**WORK REQUIRED**
Reproduce the listing below verbatim.

+++++

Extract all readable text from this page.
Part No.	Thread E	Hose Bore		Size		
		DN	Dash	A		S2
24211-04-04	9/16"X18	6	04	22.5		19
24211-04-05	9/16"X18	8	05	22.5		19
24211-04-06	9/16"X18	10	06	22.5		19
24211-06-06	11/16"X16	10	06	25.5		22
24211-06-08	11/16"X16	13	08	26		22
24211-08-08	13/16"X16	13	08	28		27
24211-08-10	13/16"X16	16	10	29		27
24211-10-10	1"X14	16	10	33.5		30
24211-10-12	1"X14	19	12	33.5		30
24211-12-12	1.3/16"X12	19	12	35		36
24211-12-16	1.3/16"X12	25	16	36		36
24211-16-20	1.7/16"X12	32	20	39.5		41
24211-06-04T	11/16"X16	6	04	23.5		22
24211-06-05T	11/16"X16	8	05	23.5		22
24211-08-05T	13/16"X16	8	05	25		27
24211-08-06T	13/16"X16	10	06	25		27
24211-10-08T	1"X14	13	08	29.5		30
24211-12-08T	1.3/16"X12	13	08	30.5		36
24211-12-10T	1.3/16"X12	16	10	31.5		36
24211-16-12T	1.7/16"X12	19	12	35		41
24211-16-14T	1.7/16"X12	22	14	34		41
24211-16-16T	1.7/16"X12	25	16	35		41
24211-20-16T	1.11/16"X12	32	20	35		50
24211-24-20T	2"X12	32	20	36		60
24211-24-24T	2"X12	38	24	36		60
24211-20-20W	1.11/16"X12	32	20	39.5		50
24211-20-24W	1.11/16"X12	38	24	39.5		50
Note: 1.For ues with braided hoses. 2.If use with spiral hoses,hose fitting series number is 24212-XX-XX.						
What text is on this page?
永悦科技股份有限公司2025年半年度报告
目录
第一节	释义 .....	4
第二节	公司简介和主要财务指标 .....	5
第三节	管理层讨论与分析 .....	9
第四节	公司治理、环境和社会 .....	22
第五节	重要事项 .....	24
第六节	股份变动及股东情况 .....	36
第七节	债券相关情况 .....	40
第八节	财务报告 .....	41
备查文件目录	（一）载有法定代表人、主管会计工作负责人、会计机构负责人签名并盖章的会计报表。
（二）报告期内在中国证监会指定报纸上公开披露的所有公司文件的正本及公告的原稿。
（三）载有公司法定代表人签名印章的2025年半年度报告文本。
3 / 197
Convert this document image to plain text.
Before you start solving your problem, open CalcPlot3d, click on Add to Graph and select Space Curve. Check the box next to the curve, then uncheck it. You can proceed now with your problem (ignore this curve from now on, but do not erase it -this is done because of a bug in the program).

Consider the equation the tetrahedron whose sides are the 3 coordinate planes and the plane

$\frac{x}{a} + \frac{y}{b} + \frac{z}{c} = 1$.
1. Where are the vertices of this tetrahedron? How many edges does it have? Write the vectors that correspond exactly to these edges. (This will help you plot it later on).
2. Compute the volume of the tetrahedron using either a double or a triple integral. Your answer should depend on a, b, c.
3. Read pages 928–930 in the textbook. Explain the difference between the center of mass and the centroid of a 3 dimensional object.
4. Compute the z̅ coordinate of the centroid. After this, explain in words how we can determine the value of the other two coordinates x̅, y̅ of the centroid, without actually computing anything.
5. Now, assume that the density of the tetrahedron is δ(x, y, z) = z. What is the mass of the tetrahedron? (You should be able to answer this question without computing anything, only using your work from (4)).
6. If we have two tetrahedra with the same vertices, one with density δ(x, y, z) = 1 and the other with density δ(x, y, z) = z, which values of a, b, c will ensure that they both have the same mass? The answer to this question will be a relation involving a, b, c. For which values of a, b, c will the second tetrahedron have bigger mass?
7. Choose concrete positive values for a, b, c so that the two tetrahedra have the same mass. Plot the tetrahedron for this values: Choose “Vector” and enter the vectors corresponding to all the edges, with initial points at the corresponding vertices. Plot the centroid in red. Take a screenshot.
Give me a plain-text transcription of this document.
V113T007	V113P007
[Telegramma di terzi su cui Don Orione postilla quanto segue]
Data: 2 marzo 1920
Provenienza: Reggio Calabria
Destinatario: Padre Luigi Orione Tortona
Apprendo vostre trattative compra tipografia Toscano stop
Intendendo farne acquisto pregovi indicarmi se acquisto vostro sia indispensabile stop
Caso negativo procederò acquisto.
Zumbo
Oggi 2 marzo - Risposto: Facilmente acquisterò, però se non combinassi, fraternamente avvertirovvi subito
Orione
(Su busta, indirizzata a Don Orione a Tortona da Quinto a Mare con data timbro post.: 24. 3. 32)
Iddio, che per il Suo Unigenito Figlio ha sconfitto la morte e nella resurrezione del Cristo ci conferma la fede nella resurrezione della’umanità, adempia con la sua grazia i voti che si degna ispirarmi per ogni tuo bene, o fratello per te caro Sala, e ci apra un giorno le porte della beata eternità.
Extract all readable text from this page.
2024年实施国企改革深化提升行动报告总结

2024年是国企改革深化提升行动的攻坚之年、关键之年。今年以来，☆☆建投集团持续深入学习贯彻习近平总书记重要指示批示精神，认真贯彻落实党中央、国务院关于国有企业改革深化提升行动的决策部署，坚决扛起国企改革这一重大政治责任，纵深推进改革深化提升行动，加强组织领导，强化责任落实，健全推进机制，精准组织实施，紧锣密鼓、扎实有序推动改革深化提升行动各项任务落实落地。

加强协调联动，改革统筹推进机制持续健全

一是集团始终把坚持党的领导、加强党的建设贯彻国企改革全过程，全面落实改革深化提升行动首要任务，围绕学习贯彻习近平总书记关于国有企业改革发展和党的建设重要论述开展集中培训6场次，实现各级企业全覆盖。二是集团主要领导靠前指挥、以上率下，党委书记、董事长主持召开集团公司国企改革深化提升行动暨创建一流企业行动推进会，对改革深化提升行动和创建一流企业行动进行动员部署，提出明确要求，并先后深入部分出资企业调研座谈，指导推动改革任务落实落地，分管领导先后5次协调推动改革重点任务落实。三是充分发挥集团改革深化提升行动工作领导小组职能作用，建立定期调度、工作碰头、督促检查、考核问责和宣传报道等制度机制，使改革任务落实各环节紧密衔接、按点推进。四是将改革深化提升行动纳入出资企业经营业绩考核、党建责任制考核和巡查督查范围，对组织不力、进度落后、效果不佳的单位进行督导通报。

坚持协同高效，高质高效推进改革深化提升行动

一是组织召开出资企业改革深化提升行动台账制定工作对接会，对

+++++

**SOLUTION FOR THIS EXERCISE**
Extract all readable text from this page.
Part No.	Thread E	Hose Bore		Size		
		DN	Dash	A		S2
24211-04-04	9/16"X18	6	04	22.5		19
24211-04-05	9/16"X18	8	05	22.5		19
24211-04-06	9/16"X18	10	06	22.5		19
24211-06-06	11/16"X16	10	06	25.5		22
24211-06-08	11/16"X16	13	08	26		22
24211-08-08	13/16"X16	13	08	28		27
24211-08-10	13/16"X16	16	10	29		27
24211-10-10	1"X14	16	10	33.5		30
24211-10-12	1"X14	19	12	33.5		30
24211-12-12	1.3/16"X12	19	12	35		36
24211-12-16	1.3/16"X12	25	16	36		36
24211-16-20	1.7/16"X12	32	20	39.5		41
24211-06-04T	11/16"X16	6	04	23.5		22
24211-06-05T	11/16"X16	8	05	23.5		22
24211-08-05T	13/16"X16	8	05	25		27
24211-08-06T	13/16"X16	10	06	25		27
24211-10-08T	1"X14	13	08	29.5		30
24211-12-08T	1.3/16"X12	13	08	30.5		36
24211-12-10T	1.3/16"X12	16	10	31.5		36
24211-16-12T	1.7/16"X12	19	12	35		41
24211-16-14T	1.7/16"X12	22	14	34		41
24211-16-16T	1.7/16"X12	25	16	35		41
24211-20-16T	1.11/16"X12	32	20	35		50
24211-24-20T	2"X12	32	20	36		60
24211-24-24T	2"X12	38	24	36		60
24211-20-20W	1.11/16"X12	32	20	39.5		50
24211-20-24W	1.11/16"X12	38	24	39.5		50
Note: 1.For ues with braided hoses. 2.If use with spiral hoses,hose fitting series number is 24212-XX-XX.						
What text is on this page?
永悦科技股份有限公司2025年半年度报告
目录
第一节	释义 .....	4
第二节	公司简介和主要财务指标 .....	5
第三节	管理层讨论与分析 .....	9
第四节	公司治理、环境和社会 .....	22
第五节	重要事项 .....	24
第六节	股份变动及股东情况 .....	36
第七节	债券相关情况 .....	40
第八节	财务报告 .....	41
备查文件目录	（一）载有法定代表人、主管会计工作负责人、会计机构负责人签名并盖章的会计报表。
（二）报告期内在中国证监会指定报纸上公开披露的所有公司文件的正本及公告的原稿。
（三）载有公司法定代表人签名印章的2025年半年度报告文本。
3 / 197
Convert this document image to plain text.
Before you start solving your problem, open CalcPlot3d, click on Add to Graph and select Space Curve. Check the box next to the curve, then uncheck it. You can proceed now with your problem (ignore this curve from now on, but do not erase it -this is done because of a bug in the program).

Consider the equation the tetrahedron whose sides are the 3 coordinate planes and the plane

$\frac{x}{a} + \frac{y}{b} + \frac{z}{c} = 1$.
1. Where are the vertices of this tetrahedron? How many edges does it have? Write the vectors that correspond exactly to these edges. (This will help you plot it later on).
2. Compute the volume of the tetrahedron using either a double or a triple integral. Your answer should depend on a, b, c.
3. Read pages 928–930 in the textbook. Explain the difference between the center of mass and the centroid of a 3 dimensional object.
4. Compute the z̅ coordinate of the centroid. After this, explain in words how we can determine the value of the other two coordinates x̅, y̅ of the centroid, without actually computing anything.
5. Now, assume that the density of the tetrahedron is δ(x, y, z) = z. What is the mass of the tetrahedron? (You should be able to answer this question without computing anything, only using your work from (4)).
6. If we have two tetrahedra with the same vertices, one with density δ(x, y, z) = 1 and the other with density δ(x, y, z) = z, which values of a, b, c will ensure that they both have the same mass? The answer to this question will be a relation involving a, b, c. For which values of a, b, c will the second tetrahedron have bigger mass?
7. Choose concrete positive values for a, b, c so that the two tetrahedra have the same mass. Plot the tetrahedron for this values: Choose “Vector” and enter the vectors corresponding to all the edges, with initial points at the corresponding vertices. Plot the centroid in red. Take a screenshot.
Give me a plain-text transcription of this document.
V113T007	V113P007
[Telegramma di terzi su cui Don Orione postilla quanto segue]
Data: 2 marzo 1920
Provenienza: Reggio Calabria
Destinatario: Padre Luigi Orione Tortona
Apprendo vostre trattative compra tipografia Toscano stop
Intendendo farne acquisto pregovi indicarmi se acquisto vostro sia indispensabile stop
Caso negativo procederò acquisto.
Zumbo
Oggi 2 marzo - Risposto: Facilmente acquisterò, però se non combinassi, fraternamente avvertirovvi subito
Orione
(Su busta, indirizzata a Don Orione a Tortona da Quinto a Mare con data timbro post.: 24. 3. 32)
Iddio, che per il Suo Unigenito Figlio ha sconfitto la morte e nella resurrezione del Cristo ci conferma la fede nella resurrezione della’umanità, adempia con la sua grazia i voti che si degna ispirarmi per ogni tuo bene, o fratello per te caro Sala, e ci apra un giorno le porte della beata eternità.
Extract all readable text from this page.
2024年实施国企改革深化提升行动报告总结

2024年是国企改革深化提升行动的攻坚之年、关键之年。今年以来，☆☆建投集团持续深入学习贯彻习近平总书记重要指示批示精神，认真贯彻落实党中央、国务院关于国有企业改革深化提升行动的决策部署，坚决扛起国企改革这一重大政治责任，纵深推进改革深化提升行动，加强组织领导，强化责任落实，健全推进机制，精准组织实施，紧锣密鼓、扎实有序推动改革深化提升行动各项任务落实落地。

加强协调联动，改革统筹推进机制持续健全

一是集团始终把坚持党的领导、加强党的建设贯彻国企改革全过程，全面落实改革深化提升行动首要任务，围绕学习贯彻习近平总书记关于国有企业改革发展和党的建设重要论述开展集中培训6场次，实现各级企业全覆盖。二是集团主要领导靠前指挥、以上率下，党委书记、董事长主持召开集团公司国企改革深化提升行动暨创建一流企业行动推进会，对改革深化提升行动和创建一流企业行动进行动员部署，提出明确要求，并先后深入部分出资企业调研座谈，指导推动改革任务落实落地，分管领导先后5次协调推动改革重点任务落实。三是充分发挥集团改革深化提升行动工作领导小组职能作用，建立定期调度、工作碰头、督促检查、考核问责和宣传报道等制度机制，使改革任务落实各环节紧密衔接、按点推进。四是将改革深化提升行动纳入出资企业经营业绩考核、党建责任制考核和巡查督查范围，对组织不力、进度落后、效果不佳的单位进行督导通报。

坚持协同高效，高质高效推进改革深化提升行动

一是组织召开出资企业改革深化提升行动台账制定工作对接会，对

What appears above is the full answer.